◆ Extracted records ◆
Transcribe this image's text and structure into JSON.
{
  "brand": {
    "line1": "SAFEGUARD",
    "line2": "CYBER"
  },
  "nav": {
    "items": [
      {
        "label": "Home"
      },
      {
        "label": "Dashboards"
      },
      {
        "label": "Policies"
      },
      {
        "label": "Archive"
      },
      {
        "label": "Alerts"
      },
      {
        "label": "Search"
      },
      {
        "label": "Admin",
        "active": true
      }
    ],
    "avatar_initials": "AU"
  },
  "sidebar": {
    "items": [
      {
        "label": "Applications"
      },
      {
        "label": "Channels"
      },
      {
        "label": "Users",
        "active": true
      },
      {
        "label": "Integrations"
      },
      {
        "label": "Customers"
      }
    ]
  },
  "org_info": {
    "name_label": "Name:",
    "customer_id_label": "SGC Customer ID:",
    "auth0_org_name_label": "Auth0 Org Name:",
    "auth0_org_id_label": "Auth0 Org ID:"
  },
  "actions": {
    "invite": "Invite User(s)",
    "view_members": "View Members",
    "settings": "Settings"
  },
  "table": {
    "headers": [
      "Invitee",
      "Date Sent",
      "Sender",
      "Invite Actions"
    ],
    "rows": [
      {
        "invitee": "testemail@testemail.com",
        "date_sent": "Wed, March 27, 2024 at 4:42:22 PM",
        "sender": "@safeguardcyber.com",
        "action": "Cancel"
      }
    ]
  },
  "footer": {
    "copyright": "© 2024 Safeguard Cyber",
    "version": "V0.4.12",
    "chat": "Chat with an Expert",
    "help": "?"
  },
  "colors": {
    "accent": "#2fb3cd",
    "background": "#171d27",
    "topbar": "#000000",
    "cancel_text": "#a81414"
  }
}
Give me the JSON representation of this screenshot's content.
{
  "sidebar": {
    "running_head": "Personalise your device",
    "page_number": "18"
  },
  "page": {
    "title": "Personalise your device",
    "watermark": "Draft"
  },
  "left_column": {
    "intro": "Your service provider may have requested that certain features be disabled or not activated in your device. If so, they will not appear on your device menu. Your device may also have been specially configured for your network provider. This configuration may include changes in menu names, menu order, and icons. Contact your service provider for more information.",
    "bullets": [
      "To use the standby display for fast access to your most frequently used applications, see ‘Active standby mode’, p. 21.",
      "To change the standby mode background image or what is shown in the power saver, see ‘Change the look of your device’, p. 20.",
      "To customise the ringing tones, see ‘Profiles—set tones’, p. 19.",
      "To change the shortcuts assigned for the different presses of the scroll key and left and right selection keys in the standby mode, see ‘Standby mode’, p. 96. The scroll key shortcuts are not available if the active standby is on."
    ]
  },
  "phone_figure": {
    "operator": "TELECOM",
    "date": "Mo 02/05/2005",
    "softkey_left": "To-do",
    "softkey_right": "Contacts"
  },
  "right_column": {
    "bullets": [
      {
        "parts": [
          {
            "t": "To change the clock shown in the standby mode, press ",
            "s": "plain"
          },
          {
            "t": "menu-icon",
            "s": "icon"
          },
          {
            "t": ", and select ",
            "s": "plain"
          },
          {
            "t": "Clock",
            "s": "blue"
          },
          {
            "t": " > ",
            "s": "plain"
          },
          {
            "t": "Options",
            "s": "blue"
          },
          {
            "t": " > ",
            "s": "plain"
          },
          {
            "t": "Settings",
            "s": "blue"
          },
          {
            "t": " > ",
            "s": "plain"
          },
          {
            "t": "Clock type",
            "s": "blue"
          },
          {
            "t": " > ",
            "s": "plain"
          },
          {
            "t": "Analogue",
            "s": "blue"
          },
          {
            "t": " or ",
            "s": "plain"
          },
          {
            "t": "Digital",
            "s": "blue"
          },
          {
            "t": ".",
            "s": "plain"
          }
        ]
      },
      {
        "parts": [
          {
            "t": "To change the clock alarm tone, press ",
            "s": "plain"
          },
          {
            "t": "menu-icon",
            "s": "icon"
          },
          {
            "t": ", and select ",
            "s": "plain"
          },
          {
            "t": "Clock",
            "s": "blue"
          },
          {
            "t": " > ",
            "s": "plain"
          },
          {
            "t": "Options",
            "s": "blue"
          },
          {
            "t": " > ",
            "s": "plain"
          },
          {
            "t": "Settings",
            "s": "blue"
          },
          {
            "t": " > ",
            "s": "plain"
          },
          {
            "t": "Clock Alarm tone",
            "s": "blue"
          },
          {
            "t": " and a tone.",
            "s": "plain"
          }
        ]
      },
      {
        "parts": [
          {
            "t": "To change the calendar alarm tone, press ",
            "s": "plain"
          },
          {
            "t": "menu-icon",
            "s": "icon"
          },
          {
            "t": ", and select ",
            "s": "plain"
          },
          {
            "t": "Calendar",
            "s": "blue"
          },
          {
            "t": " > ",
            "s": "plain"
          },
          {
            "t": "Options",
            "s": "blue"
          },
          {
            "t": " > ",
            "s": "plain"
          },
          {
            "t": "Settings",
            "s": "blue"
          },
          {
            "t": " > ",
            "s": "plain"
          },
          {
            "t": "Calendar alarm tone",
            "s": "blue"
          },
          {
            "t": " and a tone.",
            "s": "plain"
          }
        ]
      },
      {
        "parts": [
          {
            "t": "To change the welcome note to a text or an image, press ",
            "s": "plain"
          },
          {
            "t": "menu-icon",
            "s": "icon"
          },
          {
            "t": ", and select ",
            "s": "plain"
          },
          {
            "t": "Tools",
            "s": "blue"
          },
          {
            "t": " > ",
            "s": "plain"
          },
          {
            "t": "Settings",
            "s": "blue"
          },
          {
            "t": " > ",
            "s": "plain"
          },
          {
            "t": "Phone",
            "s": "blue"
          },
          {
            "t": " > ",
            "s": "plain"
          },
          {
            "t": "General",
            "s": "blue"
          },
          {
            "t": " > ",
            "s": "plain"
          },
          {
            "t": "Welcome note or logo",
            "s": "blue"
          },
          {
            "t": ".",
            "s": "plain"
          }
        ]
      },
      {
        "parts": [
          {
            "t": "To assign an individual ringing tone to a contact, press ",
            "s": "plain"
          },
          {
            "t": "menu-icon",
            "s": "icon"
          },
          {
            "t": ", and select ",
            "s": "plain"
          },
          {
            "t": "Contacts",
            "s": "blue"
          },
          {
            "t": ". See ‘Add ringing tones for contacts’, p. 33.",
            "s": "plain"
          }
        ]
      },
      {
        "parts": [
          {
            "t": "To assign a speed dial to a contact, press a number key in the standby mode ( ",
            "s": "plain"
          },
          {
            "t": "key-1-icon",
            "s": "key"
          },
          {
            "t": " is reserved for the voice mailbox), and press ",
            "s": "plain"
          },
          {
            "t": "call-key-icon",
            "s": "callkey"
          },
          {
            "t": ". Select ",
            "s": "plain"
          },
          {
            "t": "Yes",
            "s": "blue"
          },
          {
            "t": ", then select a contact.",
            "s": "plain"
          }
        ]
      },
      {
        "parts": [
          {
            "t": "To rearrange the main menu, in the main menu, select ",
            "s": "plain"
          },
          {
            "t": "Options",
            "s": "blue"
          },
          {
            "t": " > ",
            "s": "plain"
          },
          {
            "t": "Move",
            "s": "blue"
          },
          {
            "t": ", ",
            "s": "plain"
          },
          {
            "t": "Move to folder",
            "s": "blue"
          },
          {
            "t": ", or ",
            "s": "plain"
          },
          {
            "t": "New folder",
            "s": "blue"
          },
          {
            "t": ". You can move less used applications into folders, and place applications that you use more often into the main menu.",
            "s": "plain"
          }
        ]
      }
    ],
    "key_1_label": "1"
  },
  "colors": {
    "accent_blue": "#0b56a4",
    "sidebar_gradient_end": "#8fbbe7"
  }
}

◆ Challenge ◆
Extract all of the data exactly as written.

◆ The output ◆
Transcribe this image's text and structure into JSON.
{
  "brand": {
    "line1": "SAFEGUARD",
    "line2": "CYBER"
  },
  "nav": {
    "items": [
      {
        "label": "Home"
      },
      {
        "label": "Dashboards"
      },
      {
        "label": "Policies"
      },
      {
        "label": "Archive"
      },
      {
        "label": "Alerts"
      },
      {
        "label": "Search"
      },
      {
        "label": "Admin",
        "active": true
      }
    ],
    "avatar_initials": "AU"
  },
  "sidebar": {
    "items": [
      {
        "label": "Applications"
      },
      {
        "label": "Channels"
      },
      {
        "label": "Users",
        "active": true
      },
      {
        "label": "Integrations"
      },
      {
        "label": "Customers"
      }
    ]
  },
  "org_info": {
    "name_label": "Name:",
    "customer_id_label": "SGC Customer ID:",
    "auth0_org_name_label": "Auth0 Org Name:",
    "auth0_org_id_label": "Auth0 Org ID:"
  },
  "actions": {
    "invite": "Invite User(s)",
    "view_members": "View Members",
    "settings": "Settings"
  },
  "table": {
    "headers": [
      "Invitee",
      "Date Sent",
      "Sender",
      "Invite Actions"
    ],
    "rows": [
      {
        "invitee": "testemail@testemail.com",
        "date_sent": "Wed, March 27, 2024 at 4:42:22 PM",
        "sender": "@safeguardcyber.com",
        "action": "Cancel"
      }
    ]
  },
  "footer": {
    "copyright": "© 2024 Safeguard Cyber",
    "version": "V0.4.12",
    "chat": "Chat with an Expert",
    "help": "?"
  },
  "colors": {
    "accent": "#2fb3cd",
    "background": "#171d27",
    "topbar": "#000000",
    "cancel_text": "#a81414"
  }
}
Give me the JSON representation of this screenshot's content.
{
  "sidebar": {
    "running_head": "Personalise your device",
    "page_number": "18"
  },
  "page": {
    "title": "Personalise your device",
    "watermark": "Draft"
  },
  "left_column": {
    "intro": "Your service provider may have requested that certain features be disabled or not activated in your device. If so, they will not appear on your device menu. Your device may also have been specially configured for your network provider. This configuration may include changes in menu names, menu order, and icons. Contact your service provider for more information.",
    "bullets": [
      "To use the standby display for fast access to your most frequently used applications, see ‘Active standby mode’, p. 21.",
      "To change the standby mode background image or what is shown in the power saver, see ‘Change the look of your device’, p. 20.",
      "To customise the ringing tones, see ‘Profiles—set tones’, p. 19.",
      "To change the shortcuts assigned for the different presses of the scroll key and left and right selection keys in the standby mode, see ‘Standby mode’, p. 96. The scroll key shortcuts are not available if the active standby is on."
    ]
  },
  "phone_figure": {
    "operator": "TELECOM",
    "date": "Mo 02/05/2005",
    "softkey_left": "To-do",
    "softkey_right": "Contacts"
  },
  "right_column": {
    "bullets": [
      {
        "parts": [
          {
            "t": "To change the clock shown in the standby mode, press ",
            "s": "plain"
          },
          {
            "t": "menu-icon",
            "s": "icon"
          },
          {
            "t": ", and select ",
            "s": "plain"
          },
          {
            "t": "Clock",
            "s": "blue"
          },
          {
            "t": " > ",
            "s": "plain"
          },
          {
            "t": "Options",
            "s": "blue"
          },
          {
            "t": " > ",
            "s": "plain"
          },
          {
            "t": "Settings",
            "s": "blue"
          },
          {
            "t": " > ",
            "s": "plain"
          },
          {
            "t": "Clock type",
            "s": "blue"
          },
          {
            "t": " > ",
            "s": "plain"
          },
          {
            "t": "Analogue",
            "s": "blue"
          },
          {
            "t": " or ",
            "s": "plain"
          },
          {
            "t": "Digital",
            "s": "blue"
          },
          {
            "t": ".",
            "s": "plain"
          }
        ]
      },
      {
        "parts": [
          {
            "t": "To change the clock alarm tone, press ",
            "s": "plain"
          },
          {
            "t": "menu-icon",
            "s": "icon"
          },
          {
            "t": ", and select ",
            "s": "plain"
          },
          {
            "t": "Clock",
            "s": "blue"
          },
          {
            "t": " > ",
            "s": "plain"
          },
          {
            "t": "Options",
            "s": "blue"
          },
          {
            "t": " > ",
            "s": "plain"
          },
          {
            "t": "Settings",
            "s": "blue"
          },
          {
            "t": " > ",
            "s": "plain"
          },
          {
            "t": "Clock Alarm tone",
            "s": "blue"
          },
          {
            "t": " and a tone.",
            "s": "plain"
          }
        ]
      },
      {
        "parts": [
          {
            "t": "To change the calendar alarm tone, press ",
            "s": "plain"
          },
          {
            "t": "menu-icon",
            "s": "icon"
          },
          {
            "t": ", and select ",
            "s": "plain"
          },
          {
            "t": "Calendar",
            "s": "blue"
          },
          {
            "t": " > ",
            "s": "plain"
          },
          {
            "t": "Options",
            "s": "blue"
          },
          {
            "t": " > ",
            "s": "plain"
          },
          {
            "t": "Settings",
            "s": "blue"
          },
          {
            "t": " > ",
            "s": "plain"
          },
          {
            "t": "Calendar alarm tone",
            "s": "blue"
          },
          {
            "t": " and a tone.",
            "s": "plain"
          }
        ]
      },
      {
        "parts": [
          {
            "t": "To change the welcome note to a text or an image, press ",
            "s": "plain"
          },
          {
            "t": "menu-icon",
            "s": "icon"
          },
          {
            "t": ", and select ",
            "s": "plain"
          },
          {
            "t": "Tools",
            "s": "blue"
          },
          {
            "t": " > ",
            "s": "plain"
          },
          {
            "t": "Settings",
            "s": "blue"
          },
          {
            "t": " > ",
            "s": "plain"
          },
          {
            "t": "Phone",
            "s": "blue"
          },
          {
            "t": " > ",
            "s": "plain"
          },
          {
            "t": "General",
            "s": "blue"
          },
          {
            "t": " > ",
            "s": "plain"
          },
          {
            "t": "Welcome note or logo",
            "s": "blue"
          },
          {
            "t": ".",
            "s": "plain"
          }
        ]
      },
      {
        "parts": [
          {
            "t": "To assign an individual ringing tone to a contact, press ",
            "s": "plain"
          },
          {
            "t": "menu-icon",
            "s": "icon"
          },
          {
            "t": ", and select ",
            "s": "plain"
          },
          {
            "t": "Contacts",
            "s": "blue"
          },
          {
            "t": ". See ‘Add ringing tones for contacts’, p. 33.",
            "s": "plain"
          }
        ]
      },
      {
        "parts": [
          {
            "t": "To assign a speed dial to a contact, press a number key in the standby mode ( ",
            "s": "plain"
          },
          {
            "t": "key-1-icon",
            "s": "key"
          },
          {
            "t": " is reserved for the voice mailbox), and press ",
            "s": "plain"
          },
          {
            "t": "call-key-icon",
            "s": "callkey"
          },
          {
            "t": ". Select ",
            "s": "plain"
          },
          {
            "t": "Yes",
            "s": "blue"
          },
          {
            "t": ", then select a contact.",
            "s": "plain"
          }
        ]
      },
      {
        "parts": [
          {
            "t": "To rearrange the main menu, in the main menu, select ",
            "s": "plain"
          },
          {
            "t": "Options",
            "s": "blue"
          },
          {
            "t": " > ",
            "s": "plain"
          },
          {
            "t": "Move",
            "s": "blue"
          },
          {
            "t": ", ",
            "s": "plain"
          },
          {
            "t": "Move to folder",
            "s": "blue"
          },
          {
            "t": ", or ",
            "s": "plain"
          },
          {
            "t": "New folder",
            "s": "blue"
          },
          {
            "t": ". You can move less used applications into folders, and place applications that you use more often into the main menu.",
            "s": "plain"
          }
        ]
      }
    ],
    "key_1_label": "1"
  },
  "colors": {
    "accent_blue": "#0b56a4",
    "sidebar_gradient_end": "#8fbbe7"
  }
}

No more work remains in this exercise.